§ Dataset rows
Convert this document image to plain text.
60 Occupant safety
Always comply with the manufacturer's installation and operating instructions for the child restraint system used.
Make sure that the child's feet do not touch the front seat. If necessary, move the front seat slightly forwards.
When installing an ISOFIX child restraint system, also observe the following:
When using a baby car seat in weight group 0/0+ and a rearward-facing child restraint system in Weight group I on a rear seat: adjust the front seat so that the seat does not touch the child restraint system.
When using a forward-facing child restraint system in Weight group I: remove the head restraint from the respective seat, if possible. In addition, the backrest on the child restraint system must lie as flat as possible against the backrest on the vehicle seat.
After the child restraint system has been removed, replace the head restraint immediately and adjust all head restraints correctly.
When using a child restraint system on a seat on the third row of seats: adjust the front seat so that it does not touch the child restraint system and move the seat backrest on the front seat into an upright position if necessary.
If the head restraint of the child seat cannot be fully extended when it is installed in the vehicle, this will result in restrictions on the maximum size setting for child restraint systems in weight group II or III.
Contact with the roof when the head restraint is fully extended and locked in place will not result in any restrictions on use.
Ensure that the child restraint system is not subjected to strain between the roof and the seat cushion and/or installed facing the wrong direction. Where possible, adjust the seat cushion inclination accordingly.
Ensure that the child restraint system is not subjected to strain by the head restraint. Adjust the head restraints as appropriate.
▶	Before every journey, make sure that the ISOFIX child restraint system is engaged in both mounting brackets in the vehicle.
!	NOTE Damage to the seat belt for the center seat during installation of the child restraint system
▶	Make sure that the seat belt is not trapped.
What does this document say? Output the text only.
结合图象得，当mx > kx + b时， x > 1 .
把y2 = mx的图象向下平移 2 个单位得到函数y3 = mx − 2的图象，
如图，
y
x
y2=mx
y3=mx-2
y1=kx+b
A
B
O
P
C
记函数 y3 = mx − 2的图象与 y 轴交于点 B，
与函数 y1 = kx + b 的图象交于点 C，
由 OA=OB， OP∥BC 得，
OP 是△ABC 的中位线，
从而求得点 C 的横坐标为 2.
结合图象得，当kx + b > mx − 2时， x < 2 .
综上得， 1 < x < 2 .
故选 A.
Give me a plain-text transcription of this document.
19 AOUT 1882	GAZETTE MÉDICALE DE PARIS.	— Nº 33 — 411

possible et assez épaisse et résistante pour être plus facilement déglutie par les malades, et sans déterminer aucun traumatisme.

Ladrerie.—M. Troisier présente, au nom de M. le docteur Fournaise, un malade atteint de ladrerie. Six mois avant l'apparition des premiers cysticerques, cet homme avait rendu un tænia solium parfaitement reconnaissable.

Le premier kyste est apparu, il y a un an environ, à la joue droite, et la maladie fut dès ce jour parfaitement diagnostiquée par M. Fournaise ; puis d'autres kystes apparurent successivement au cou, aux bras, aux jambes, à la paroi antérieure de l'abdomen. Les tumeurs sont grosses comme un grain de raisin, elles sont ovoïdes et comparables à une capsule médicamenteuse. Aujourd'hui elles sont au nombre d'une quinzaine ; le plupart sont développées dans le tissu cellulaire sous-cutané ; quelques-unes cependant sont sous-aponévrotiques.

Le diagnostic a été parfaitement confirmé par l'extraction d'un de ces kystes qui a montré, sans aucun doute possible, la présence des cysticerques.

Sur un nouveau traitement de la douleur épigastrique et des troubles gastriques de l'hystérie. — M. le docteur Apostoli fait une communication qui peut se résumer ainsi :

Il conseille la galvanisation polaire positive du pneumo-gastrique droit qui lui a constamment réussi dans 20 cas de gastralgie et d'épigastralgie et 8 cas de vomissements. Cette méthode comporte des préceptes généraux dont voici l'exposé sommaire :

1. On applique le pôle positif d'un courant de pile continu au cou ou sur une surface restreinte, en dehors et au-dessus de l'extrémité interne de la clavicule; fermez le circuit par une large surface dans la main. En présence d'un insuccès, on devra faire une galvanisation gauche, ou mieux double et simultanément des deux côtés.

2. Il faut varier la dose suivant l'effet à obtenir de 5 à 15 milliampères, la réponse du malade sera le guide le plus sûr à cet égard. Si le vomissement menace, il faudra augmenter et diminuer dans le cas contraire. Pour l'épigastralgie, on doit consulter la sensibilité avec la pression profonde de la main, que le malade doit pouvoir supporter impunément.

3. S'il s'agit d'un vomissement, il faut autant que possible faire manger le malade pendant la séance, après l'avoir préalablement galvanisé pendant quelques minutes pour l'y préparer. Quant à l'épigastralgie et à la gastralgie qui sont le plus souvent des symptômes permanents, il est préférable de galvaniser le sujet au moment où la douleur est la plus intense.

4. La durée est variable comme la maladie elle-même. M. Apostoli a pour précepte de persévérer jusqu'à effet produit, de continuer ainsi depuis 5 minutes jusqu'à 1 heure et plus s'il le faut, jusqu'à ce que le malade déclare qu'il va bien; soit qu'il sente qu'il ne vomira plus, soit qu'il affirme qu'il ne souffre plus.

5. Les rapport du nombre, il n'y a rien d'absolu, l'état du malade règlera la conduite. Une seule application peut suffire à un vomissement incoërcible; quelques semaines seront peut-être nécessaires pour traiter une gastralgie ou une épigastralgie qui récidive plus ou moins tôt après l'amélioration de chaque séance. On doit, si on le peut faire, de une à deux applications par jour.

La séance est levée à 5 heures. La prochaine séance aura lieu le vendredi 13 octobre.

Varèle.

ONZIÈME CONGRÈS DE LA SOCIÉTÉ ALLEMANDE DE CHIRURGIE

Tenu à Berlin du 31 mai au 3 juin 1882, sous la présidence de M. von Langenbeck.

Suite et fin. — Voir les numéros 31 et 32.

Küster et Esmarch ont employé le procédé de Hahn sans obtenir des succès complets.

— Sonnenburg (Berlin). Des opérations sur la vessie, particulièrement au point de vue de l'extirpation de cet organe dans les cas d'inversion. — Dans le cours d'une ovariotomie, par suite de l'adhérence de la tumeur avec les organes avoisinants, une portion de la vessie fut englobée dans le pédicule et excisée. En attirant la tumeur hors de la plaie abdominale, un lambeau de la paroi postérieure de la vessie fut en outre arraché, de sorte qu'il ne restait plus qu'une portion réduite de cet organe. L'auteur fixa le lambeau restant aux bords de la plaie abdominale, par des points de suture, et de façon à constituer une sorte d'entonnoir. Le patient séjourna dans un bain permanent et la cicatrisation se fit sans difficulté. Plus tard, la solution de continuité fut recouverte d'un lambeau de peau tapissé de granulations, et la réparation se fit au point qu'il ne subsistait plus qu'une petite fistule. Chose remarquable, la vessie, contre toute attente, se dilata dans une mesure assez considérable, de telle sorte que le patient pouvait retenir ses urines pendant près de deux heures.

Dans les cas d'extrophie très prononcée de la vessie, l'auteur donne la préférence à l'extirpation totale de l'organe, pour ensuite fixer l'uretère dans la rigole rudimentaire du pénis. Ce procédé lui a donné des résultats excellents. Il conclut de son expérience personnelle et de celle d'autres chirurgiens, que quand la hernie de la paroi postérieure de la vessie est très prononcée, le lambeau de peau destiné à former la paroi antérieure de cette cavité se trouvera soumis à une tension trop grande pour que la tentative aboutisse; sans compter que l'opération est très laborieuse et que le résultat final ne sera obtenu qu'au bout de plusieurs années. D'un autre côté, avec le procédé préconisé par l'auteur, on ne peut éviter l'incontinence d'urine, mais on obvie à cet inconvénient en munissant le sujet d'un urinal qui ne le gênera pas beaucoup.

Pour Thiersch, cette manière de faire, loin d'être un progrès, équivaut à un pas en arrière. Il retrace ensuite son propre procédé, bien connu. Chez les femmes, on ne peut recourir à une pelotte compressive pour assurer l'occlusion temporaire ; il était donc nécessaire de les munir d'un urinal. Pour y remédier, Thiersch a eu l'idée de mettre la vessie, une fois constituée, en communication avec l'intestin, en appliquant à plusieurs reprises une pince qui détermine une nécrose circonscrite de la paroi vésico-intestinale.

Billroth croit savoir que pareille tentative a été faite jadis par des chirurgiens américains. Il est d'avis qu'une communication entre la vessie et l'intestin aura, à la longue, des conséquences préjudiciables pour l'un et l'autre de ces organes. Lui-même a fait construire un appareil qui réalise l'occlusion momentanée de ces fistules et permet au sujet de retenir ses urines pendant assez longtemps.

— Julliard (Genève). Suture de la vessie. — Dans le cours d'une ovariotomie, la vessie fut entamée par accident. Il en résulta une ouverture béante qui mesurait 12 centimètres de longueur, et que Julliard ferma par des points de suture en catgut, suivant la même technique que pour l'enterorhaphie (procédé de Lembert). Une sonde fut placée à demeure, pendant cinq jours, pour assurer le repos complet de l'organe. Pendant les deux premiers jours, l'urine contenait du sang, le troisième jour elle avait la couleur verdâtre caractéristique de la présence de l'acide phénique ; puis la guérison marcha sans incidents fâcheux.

§ TASK PROMPT
Where a line of the data holds "restraints", show that line.

§ TASK OUTPUT
After the child restraint system has been removed, replace the head restraint immediately and adjust all head restraints correctly.
Ensure that the child restraint system is not subjected to strain by the head restraint. Adjust the head restraints as appropriate.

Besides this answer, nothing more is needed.